__Problem to work on__:
Return the whole listing, keeping every character the same.

__Recorded data__:
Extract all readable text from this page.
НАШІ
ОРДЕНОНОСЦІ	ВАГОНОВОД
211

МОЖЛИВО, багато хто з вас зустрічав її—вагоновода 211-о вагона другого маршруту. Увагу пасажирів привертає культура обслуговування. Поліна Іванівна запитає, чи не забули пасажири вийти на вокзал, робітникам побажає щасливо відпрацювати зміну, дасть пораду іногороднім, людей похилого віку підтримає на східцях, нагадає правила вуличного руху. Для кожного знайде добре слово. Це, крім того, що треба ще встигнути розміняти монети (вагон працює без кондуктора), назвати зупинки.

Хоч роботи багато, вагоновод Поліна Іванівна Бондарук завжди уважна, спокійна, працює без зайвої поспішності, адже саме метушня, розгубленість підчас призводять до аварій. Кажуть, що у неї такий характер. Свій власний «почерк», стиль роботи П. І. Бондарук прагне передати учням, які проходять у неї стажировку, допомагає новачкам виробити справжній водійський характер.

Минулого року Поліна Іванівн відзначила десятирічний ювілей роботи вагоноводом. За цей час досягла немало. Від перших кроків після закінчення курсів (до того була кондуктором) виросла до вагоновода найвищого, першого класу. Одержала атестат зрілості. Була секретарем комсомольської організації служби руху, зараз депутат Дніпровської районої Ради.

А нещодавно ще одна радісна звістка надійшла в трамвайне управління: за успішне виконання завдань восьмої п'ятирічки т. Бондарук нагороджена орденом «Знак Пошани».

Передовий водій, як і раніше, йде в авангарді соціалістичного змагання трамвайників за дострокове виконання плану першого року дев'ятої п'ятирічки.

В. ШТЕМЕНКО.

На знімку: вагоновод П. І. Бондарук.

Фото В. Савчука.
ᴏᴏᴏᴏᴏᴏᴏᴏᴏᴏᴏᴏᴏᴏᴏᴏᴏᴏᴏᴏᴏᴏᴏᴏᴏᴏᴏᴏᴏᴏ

__Written response__:
Extract all readable text from this page.
НАШІ
ОРДЕНОНОСЦІ	ВАГОНОВОД
211

МОЖЛИВО, багато хто з вас зустрічав її—вагоновода 211-о вагона другого маршруту. Увагу пасажирів привертає культура обслуговування. Поліна Іванівна запитає, чи не забули пасажири вийти на вокзал, робітникам побажає щасливо відпрацювати зміну, дасть пораду іногороднім, людей похилого віку підтримає на східцях, нагадає правила вуличного руху. Для кожного знайде добре слово. Це, крім того, що треба ще встигнути розміняти монети (вагон працює без кондуктора), назвати зупинки.

Хоч роботи багато, вагоновод Поліна Іванівна Бондарук завжди уважна, спокійна, працює без зайвої поспішності, адже саме метушня, розгубленість підчас призводять до аварій. Кажуть, що у неї такий характер. Свій власний «почерк», стиль роботи П. І. Бондарук прагне передати учням, які проходять у неї стажировку, допомагає новачкам виробити справжній водійський характер.

Минулого року Поліна Іванівн відзначила десятирічний ювілей роботи вагоноводом. За цей час досягла немало. Від перших кроків після закінчення курсів (до того була кондуктором) виросла до вагоновода найвищого, першого класу. Одержала атестат зрілості. Була секретарем комсомольської організації служби руху, зараз депутат Дніпровської районої Ради.

А нещодавно ще одна радісна звістка надійшла в трамвайне управління: за успішне виконання завдань восьмої п'ятирічки т. Бондарук нагороджена орденом «Знак Пошани».

Передовий водій, як і раніше, йде в авангарді соціалістичного змагання трамвайників за дострокове виконання плану першого року дев'ятої п'ятирічки.

В. ШТЕМЕНКО.

На знімку: вагоновод П. І. Бондарук.

Фото В. Савчука.
ᴏᴏᴏᴏᴏᴏᴏᴏᴏᴏᴏᴏᴏᴏᴏᴏᴏᴏᴏᴏᴏᴏᴏᴏᴏᴏᴏᴏᴏᴏ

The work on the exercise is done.